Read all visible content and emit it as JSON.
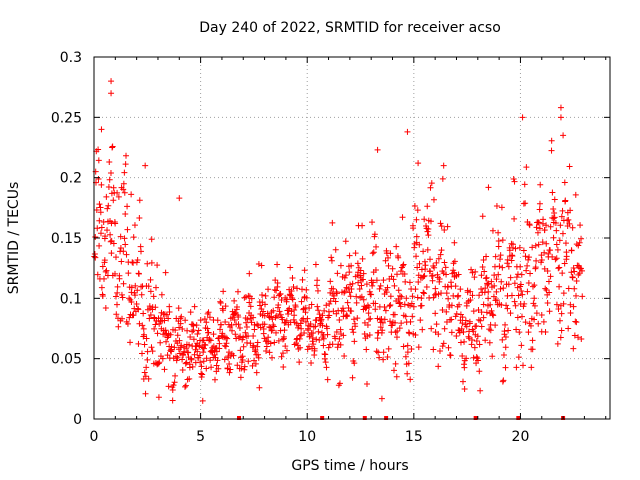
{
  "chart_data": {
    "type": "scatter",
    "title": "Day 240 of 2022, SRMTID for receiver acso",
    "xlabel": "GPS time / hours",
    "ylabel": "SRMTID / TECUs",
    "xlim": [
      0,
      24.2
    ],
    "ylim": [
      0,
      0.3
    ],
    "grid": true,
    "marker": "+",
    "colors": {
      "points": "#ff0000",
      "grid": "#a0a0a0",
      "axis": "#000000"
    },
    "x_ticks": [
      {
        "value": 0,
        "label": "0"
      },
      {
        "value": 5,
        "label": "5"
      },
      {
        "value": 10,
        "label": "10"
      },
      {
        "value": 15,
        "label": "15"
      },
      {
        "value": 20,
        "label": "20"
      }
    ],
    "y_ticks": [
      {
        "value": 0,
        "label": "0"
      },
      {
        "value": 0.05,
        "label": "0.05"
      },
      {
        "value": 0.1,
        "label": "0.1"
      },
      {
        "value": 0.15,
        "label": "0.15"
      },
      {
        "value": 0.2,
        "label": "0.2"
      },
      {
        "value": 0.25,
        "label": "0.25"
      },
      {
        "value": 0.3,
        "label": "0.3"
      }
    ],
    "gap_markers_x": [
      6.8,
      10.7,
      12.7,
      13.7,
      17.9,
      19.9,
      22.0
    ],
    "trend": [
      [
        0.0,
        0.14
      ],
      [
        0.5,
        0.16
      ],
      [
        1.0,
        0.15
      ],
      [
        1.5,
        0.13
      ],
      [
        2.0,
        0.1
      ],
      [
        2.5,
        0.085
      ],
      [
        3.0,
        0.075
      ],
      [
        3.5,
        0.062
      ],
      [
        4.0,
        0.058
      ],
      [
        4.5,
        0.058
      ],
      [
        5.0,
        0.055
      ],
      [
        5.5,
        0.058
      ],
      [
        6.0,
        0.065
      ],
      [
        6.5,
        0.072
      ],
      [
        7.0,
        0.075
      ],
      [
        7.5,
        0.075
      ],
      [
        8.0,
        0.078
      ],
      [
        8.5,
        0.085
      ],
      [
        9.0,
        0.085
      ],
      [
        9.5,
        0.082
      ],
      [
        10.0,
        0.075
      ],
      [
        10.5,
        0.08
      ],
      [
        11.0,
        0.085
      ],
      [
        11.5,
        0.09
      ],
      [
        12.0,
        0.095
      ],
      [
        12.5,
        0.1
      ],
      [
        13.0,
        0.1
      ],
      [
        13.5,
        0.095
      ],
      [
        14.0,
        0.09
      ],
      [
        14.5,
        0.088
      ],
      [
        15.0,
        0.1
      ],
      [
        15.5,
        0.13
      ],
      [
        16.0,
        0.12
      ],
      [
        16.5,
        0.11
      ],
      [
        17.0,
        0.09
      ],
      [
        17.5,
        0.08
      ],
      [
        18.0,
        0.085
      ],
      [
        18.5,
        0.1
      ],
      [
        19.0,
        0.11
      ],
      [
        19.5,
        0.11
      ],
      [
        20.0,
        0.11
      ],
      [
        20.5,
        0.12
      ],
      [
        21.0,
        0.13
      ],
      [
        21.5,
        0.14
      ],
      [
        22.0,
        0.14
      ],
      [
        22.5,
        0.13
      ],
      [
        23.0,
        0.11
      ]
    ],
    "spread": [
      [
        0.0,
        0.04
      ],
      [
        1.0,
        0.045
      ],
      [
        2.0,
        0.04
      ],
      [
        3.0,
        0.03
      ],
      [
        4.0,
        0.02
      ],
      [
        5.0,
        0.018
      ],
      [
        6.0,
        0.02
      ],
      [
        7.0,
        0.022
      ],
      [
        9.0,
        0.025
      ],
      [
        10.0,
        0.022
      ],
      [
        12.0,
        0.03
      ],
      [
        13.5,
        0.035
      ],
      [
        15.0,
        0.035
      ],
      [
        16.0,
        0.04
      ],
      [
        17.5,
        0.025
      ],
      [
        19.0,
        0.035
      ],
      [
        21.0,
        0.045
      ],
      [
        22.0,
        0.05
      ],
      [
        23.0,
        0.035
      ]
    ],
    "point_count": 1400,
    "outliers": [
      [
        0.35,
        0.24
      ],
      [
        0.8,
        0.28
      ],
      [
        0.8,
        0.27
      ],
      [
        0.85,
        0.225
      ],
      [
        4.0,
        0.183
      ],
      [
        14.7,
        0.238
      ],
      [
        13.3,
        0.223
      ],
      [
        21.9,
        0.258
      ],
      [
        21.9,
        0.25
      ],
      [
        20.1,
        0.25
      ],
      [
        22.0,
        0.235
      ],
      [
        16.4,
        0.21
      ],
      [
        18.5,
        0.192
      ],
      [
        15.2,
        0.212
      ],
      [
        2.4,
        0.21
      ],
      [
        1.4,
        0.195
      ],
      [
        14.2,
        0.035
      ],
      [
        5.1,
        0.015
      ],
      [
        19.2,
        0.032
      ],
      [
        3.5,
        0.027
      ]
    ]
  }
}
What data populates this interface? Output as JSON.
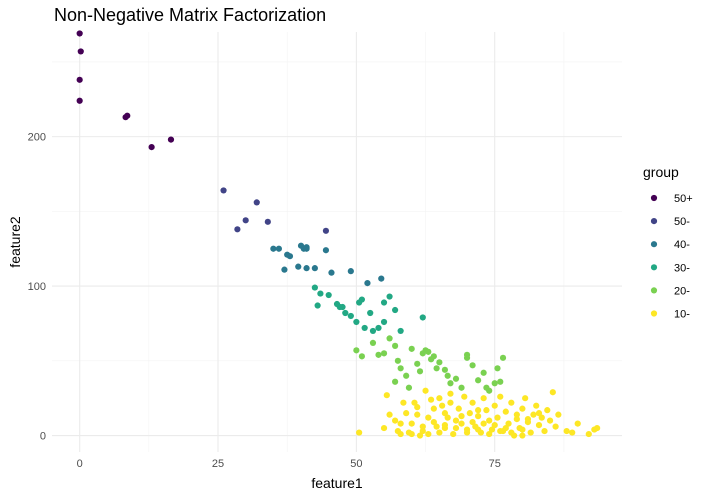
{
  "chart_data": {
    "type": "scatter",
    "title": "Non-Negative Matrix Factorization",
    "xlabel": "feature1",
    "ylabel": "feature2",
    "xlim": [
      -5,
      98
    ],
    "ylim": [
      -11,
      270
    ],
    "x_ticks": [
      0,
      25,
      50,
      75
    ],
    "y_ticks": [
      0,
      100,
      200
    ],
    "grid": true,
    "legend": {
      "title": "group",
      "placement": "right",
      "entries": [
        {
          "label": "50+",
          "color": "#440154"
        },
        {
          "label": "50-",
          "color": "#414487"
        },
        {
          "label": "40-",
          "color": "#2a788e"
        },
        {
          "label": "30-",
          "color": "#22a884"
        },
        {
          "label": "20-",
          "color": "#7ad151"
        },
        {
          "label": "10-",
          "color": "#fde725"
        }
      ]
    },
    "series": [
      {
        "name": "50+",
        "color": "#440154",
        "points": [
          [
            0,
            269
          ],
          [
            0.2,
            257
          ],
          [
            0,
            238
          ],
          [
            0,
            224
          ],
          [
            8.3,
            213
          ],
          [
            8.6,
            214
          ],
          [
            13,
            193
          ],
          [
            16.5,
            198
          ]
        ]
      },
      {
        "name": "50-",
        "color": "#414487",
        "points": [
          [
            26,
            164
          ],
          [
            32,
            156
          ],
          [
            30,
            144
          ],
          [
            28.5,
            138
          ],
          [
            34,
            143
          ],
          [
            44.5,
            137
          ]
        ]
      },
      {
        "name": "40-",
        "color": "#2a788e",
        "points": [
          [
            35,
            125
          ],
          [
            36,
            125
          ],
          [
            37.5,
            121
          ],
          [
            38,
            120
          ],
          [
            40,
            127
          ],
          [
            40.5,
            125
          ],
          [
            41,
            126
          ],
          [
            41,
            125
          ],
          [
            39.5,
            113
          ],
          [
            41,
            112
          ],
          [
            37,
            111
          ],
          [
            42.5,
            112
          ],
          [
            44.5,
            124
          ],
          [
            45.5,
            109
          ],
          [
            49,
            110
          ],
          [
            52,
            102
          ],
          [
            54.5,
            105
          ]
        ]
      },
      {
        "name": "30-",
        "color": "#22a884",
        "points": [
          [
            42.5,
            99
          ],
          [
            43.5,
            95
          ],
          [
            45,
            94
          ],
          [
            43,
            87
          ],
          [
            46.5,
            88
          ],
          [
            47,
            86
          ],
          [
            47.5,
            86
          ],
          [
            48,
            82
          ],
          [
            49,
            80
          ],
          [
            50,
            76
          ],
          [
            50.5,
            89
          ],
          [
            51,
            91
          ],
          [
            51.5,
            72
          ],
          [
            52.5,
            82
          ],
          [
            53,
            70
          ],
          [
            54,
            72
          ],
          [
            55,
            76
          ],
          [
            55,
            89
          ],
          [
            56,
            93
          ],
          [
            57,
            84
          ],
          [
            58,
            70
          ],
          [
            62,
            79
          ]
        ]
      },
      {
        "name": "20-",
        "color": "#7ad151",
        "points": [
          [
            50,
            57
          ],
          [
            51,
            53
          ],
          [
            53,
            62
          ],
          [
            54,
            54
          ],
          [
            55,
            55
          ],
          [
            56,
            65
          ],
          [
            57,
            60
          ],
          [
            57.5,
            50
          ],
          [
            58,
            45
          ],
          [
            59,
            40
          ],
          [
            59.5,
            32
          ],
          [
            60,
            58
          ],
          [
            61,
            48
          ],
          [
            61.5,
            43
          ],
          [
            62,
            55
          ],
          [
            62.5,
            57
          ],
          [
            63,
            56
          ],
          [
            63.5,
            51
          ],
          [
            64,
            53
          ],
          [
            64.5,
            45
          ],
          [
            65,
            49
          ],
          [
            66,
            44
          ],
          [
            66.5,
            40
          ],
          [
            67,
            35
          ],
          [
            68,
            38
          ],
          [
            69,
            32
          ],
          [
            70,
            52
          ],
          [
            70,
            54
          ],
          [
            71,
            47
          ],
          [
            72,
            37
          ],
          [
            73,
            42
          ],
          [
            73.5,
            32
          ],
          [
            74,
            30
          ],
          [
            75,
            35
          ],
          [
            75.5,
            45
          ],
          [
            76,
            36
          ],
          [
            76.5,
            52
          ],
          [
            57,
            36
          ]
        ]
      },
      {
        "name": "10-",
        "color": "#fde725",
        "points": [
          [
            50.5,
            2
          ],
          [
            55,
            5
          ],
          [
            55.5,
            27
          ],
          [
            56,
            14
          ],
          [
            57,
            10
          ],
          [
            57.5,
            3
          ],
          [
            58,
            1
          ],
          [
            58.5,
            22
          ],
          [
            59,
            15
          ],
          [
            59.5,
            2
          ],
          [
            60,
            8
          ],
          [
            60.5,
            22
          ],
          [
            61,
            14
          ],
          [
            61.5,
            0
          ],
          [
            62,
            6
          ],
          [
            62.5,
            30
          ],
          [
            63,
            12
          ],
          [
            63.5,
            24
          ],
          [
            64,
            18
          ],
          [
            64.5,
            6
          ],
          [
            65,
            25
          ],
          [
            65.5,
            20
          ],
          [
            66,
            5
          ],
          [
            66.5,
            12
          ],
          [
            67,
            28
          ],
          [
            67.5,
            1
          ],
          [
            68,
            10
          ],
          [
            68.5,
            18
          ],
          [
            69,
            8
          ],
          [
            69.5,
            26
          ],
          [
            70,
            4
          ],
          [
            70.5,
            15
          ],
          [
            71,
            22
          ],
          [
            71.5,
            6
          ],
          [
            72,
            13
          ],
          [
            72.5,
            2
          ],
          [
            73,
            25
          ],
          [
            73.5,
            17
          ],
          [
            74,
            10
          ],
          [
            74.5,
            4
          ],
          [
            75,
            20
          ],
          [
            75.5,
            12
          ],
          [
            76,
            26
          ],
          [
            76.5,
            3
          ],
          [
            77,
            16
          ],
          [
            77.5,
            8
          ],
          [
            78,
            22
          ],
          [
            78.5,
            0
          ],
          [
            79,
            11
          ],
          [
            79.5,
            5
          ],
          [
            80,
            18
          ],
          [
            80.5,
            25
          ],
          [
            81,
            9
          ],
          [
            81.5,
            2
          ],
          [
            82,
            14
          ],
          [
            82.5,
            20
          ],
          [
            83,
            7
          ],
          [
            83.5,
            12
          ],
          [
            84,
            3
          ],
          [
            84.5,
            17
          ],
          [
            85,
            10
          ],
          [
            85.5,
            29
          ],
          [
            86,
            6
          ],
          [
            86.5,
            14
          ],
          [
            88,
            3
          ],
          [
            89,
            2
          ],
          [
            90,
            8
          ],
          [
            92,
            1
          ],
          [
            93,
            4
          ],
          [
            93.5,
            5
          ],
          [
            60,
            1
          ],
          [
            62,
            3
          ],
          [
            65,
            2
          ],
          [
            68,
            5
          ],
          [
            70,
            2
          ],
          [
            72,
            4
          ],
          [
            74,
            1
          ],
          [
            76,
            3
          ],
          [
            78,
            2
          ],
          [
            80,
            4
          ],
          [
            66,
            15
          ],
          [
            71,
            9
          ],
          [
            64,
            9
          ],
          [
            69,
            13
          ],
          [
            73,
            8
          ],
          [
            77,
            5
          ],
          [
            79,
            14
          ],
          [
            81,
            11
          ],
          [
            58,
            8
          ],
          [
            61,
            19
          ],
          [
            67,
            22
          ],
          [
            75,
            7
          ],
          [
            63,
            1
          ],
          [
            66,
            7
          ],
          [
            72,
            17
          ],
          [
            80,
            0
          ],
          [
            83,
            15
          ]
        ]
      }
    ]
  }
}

*Exercise instructions*. Copy every line in the entries above that has the string "ylabel" in it.

*Result of the exercise*.
    "ylabel": "SRMTID / TECUs",
    "ylabel": "feature2",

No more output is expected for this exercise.